Directions: Write out the material exactly, without any of its pictures.
* begin *
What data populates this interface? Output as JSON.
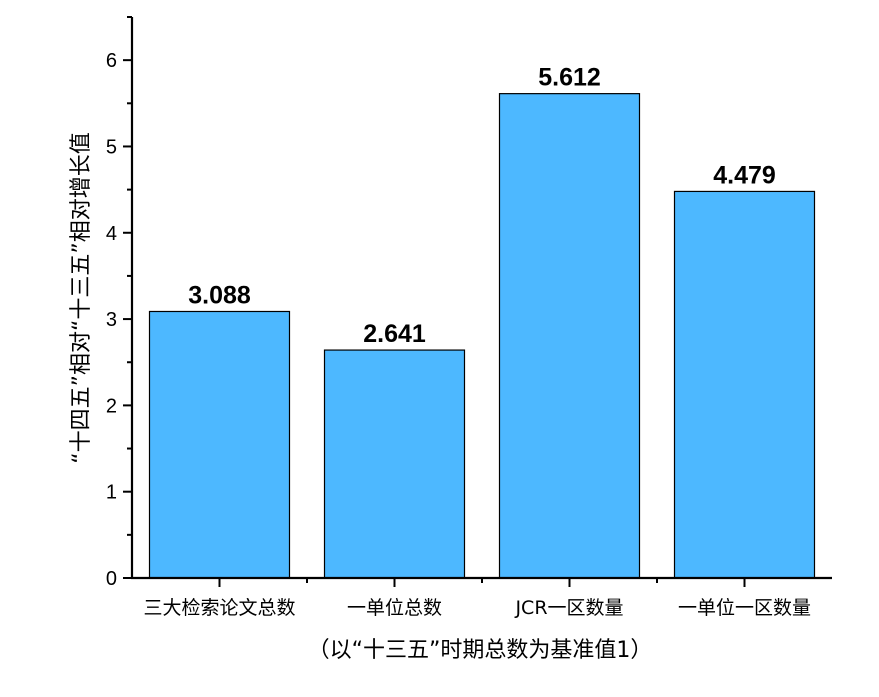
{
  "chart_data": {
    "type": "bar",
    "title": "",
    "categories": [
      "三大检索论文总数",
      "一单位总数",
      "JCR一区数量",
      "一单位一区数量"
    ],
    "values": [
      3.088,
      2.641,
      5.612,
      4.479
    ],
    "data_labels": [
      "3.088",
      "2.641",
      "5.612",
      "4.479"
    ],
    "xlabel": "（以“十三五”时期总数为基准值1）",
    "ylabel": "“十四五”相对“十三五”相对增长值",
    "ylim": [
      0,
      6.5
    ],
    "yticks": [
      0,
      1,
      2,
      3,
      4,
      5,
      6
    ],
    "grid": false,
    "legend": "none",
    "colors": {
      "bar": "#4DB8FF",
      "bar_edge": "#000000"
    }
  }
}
* end *
Solution to this exercise:
What data populates this interface? Output as JSON.
{
  "chart_data": {
    "type": "bar",
    "title": "",
    "categories": [
      "三大检索论文总数",
      "一单位总数",
      "JCR一区数量",
      "一单位一区数量"
    ],
    "values": [
      3.088,
      2.641,
      5.612,
      4.479
    ],
    "data_labels": [
      "3.088",
      "2.641",
      "5.612",
      "4.479"
    ],
    "xlabel": "（以“十三五”时期总数为基准值1）",
    "ylabel": "“十四五”相对“十三五”相对增长值",
    "ylim": [
      0,
      6.5
    ],
    "yticks": [
      0,
      1,
      2,
      3,
      4,
      5,
      6
    ],
    "grid": false,
    "legend": "none",
    "colors": {
      "bar": "#4DB8FF",
      "bar_edge": "#000000"
    }
  }
}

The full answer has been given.